→ WORK TO DO:
Both the line containing "What text is on this page?" and the last line of the listing are included: write out exactly the lines from one to the other.
>> start
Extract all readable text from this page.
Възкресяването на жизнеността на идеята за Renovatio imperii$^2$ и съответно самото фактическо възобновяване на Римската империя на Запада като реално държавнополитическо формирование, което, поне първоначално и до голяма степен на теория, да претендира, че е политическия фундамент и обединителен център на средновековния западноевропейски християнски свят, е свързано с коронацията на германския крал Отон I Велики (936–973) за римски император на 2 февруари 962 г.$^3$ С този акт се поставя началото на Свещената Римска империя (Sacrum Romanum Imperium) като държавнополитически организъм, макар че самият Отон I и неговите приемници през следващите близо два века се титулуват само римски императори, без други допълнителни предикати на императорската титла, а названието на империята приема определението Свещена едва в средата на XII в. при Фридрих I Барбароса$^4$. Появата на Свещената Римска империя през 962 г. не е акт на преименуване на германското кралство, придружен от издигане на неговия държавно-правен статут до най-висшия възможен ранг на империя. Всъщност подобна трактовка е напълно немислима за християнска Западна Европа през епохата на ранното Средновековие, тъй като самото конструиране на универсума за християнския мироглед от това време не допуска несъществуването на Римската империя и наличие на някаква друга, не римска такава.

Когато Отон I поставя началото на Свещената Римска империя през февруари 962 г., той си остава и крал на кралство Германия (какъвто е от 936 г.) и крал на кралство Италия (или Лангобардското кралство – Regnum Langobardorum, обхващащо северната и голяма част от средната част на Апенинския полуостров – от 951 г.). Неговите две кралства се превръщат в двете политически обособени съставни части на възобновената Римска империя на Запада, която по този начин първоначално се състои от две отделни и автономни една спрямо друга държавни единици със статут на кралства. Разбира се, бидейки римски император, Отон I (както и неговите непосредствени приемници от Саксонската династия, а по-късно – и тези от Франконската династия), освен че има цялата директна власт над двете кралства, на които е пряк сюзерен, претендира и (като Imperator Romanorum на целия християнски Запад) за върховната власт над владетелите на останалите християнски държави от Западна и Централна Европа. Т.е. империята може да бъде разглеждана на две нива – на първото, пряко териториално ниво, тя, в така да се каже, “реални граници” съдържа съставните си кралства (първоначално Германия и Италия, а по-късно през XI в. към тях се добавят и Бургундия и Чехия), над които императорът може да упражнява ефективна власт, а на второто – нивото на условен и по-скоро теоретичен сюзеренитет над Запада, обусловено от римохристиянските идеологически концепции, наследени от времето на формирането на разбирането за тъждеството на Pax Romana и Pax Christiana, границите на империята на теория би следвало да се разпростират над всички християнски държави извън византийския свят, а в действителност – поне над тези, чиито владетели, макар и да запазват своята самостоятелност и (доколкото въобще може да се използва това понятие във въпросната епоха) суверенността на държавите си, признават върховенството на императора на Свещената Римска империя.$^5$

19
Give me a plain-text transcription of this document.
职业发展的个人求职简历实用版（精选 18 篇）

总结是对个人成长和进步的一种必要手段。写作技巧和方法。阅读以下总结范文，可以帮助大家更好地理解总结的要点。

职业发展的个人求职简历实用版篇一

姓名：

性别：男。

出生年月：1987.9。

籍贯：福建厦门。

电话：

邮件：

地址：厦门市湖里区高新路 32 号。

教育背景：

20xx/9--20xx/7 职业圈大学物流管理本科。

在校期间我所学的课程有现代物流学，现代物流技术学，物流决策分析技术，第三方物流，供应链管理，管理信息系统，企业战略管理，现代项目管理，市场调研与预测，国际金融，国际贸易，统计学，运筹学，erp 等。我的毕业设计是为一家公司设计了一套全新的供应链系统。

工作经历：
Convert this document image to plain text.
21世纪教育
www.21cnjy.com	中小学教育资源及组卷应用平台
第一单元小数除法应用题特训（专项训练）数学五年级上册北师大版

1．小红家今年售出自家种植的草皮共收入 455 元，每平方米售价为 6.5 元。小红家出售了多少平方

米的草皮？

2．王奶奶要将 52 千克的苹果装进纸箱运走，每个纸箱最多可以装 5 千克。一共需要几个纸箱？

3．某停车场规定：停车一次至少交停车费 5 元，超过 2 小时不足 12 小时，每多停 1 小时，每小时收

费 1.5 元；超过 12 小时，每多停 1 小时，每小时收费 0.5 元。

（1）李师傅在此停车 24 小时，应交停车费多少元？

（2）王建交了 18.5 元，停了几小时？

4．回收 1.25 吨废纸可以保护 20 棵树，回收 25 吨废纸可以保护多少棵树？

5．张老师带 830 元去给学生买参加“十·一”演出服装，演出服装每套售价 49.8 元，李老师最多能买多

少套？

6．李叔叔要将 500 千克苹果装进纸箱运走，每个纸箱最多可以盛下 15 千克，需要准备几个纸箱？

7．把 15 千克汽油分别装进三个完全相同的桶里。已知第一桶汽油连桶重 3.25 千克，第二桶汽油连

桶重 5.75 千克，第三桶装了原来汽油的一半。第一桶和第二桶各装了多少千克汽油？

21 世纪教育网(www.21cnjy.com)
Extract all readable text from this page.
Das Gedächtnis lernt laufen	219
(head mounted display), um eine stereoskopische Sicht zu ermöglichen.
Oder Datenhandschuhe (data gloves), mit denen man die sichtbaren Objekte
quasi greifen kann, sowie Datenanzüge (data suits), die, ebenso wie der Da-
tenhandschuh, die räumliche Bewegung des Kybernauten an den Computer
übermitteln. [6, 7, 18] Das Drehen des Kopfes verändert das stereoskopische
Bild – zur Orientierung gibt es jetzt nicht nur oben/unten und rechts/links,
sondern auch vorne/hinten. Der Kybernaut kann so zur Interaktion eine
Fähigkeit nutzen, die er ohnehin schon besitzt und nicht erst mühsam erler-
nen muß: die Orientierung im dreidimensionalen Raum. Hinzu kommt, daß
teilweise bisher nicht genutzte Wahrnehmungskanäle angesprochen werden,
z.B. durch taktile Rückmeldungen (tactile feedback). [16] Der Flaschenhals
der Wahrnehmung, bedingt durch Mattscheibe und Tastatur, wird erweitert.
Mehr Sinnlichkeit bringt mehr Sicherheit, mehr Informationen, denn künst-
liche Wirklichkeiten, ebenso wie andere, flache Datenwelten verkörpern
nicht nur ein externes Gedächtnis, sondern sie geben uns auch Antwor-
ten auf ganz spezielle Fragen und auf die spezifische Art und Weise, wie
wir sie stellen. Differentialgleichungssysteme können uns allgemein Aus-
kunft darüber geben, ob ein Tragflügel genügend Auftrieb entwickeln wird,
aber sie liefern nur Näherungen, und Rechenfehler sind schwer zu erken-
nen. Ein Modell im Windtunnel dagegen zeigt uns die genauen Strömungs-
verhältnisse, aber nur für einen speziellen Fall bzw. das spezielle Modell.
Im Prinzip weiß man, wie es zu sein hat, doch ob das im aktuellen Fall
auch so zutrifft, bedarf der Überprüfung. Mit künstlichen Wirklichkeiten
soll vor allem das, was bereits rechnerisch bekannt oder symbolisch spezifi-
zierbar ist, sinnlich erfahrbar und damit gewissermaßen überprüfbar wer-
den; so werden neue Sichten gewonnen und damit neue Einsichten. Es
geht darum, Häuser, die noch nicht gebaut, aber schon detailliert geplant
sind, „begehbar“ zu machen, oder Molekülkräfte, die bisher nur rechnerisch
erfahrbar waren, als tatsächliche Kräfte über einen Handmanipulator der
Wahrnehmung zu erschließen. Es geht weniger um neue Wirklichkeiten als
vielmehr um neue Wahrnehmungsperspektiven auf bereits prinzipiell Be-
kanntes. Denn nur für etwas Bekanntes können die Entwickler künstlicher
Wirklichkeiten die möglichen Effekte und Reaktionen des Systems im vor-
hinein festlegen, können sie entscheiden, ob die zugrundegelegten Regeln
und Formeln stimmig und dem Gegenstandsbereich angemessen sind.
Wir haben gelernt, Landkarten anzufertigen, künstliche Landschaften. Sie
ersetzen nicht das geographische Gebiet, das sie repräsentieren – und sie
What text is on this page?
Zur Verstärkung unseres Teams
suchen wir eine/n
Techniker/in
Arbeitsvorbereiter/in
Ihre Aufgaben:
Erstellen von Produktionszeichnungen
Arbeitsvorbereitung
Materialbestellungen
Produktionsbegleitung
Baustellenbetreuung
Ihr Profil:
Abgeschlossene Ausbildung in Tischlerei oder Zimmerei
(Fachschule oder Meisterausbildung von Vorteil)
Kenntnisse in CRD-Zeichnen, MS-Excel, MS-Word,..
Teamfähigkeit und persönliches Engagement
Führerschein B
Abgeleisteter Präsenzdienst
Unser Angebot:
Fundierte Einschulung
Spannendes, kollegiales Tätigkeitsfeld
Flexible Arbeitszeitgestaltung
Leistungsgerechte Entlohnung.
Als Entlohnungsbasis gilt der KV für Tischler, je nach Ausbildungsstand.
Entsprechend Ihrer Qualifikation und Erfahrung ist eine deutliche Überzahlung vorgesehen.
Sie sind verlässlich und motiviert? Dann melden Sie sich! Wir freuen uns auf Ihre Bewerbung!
>> end
→ RESPONSE BELOW:
What text is on this page?
Zur Verstärkung unseres Teams
suchen wir eine/n
Techniker/in
Arbeitsvorbereiter/in
Ihre Aufgaben:
Erstellen von Produktionszeichnungen
Arbeitsvorbereitung
Materialbestellungen
Produktionsbegleitung
Baustellenbetreuung
Ihr Profil:
Abgeschlossene Ausbildung in Tischlerei oder Zimmerei
(Fachschule oder Meisterausbildung von Vorteil)
Kenntnisse in CRD-Zeichnen, MS-Excel, MS-Word,..
Teamfähigkeit und persönliches Engagement
Führerschein B
Abgeleisteter Präsenzdienst
Unser Angebot:
Fundierte Einschulung
Spannendes, kollegiales Tätigkeitsfeld
Flexible Arbeitszeitgestaltung
Leistungsgerechte Entlohnung.
Als Entlohnungsbasis gilt der KV für Tischler, je nach Ausbildungsstand.
Entsprechend Ihrer Qualifikation und Erfahrung ist eine deutliche Überzahlung vorgesehen.
Sie sind verlässlich und motiviert? Dann melden Sie sich! Wir freuen uns auf Ihre Bewerbung!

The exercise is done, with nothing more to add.